AIM:
From the entries below, count the lines with "Belgian". Write only the count.

BEGIN PROVIDED RECORDS

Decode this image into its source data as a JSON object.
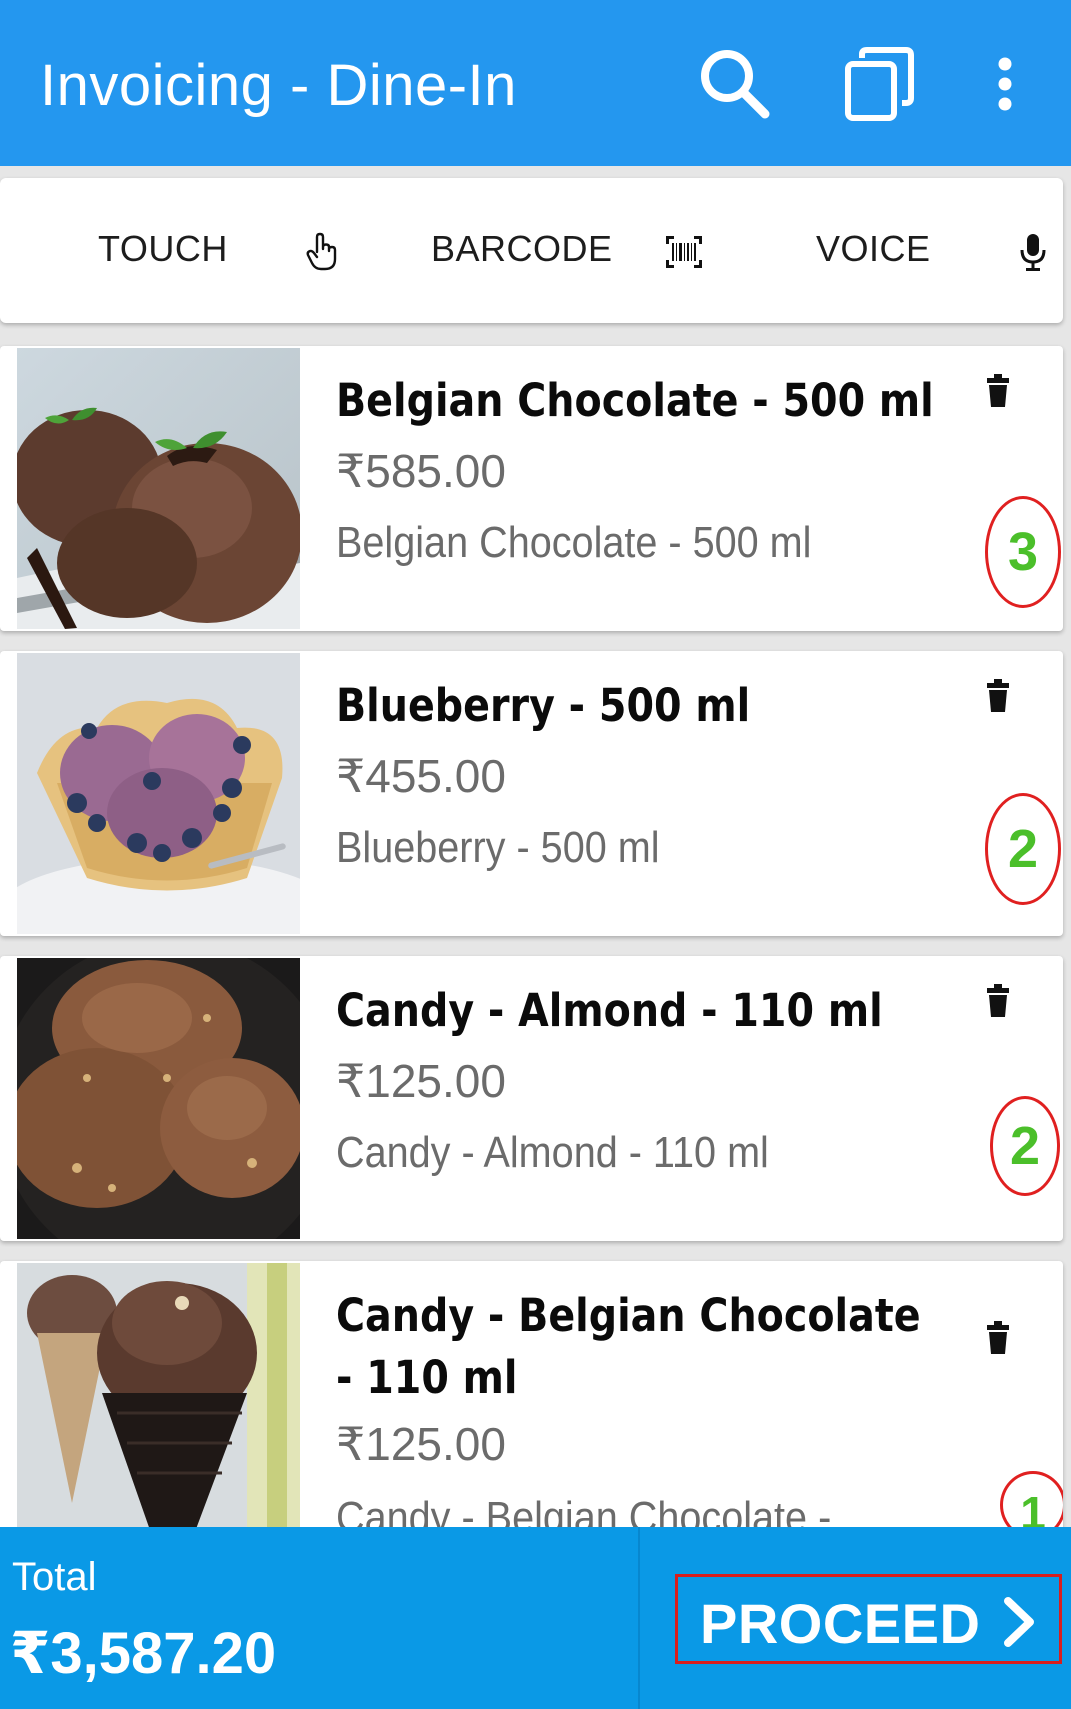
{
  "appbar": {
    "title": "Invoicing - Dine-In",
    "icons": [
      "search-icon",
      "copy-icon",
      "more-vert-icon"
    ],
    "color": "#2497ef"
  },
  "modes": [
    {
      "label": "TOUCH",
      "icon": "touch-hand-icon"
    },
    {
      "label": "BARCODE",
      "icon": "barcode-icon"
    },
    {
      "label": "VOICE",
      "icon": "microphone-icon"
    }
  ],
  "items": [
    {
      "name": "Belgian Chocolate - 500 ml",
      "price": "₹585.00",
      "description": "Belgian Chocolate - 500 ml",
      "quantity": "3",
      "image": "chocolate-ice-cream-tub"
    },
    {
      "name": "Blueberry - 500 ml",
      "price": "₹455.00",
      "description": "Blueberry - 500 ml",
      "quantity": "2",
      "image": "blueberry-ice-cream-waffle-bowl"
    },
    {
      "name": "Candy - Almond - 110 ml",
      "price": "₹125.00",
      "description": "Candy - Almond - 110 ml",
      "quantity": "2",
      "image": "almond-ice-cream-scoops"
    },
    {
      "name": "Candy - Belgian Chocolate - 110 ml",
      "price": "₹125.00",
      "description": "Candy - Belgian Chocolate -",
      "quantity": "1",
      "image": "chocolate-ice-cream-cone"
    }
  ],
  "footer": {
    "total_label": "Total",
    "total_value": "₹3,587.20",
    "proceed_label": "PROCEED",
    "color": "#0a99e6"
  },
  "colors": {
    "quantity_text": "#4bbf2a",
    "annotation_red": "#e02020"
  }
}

END PROVIDED RECORDS

REPLY TO THE TASK:
4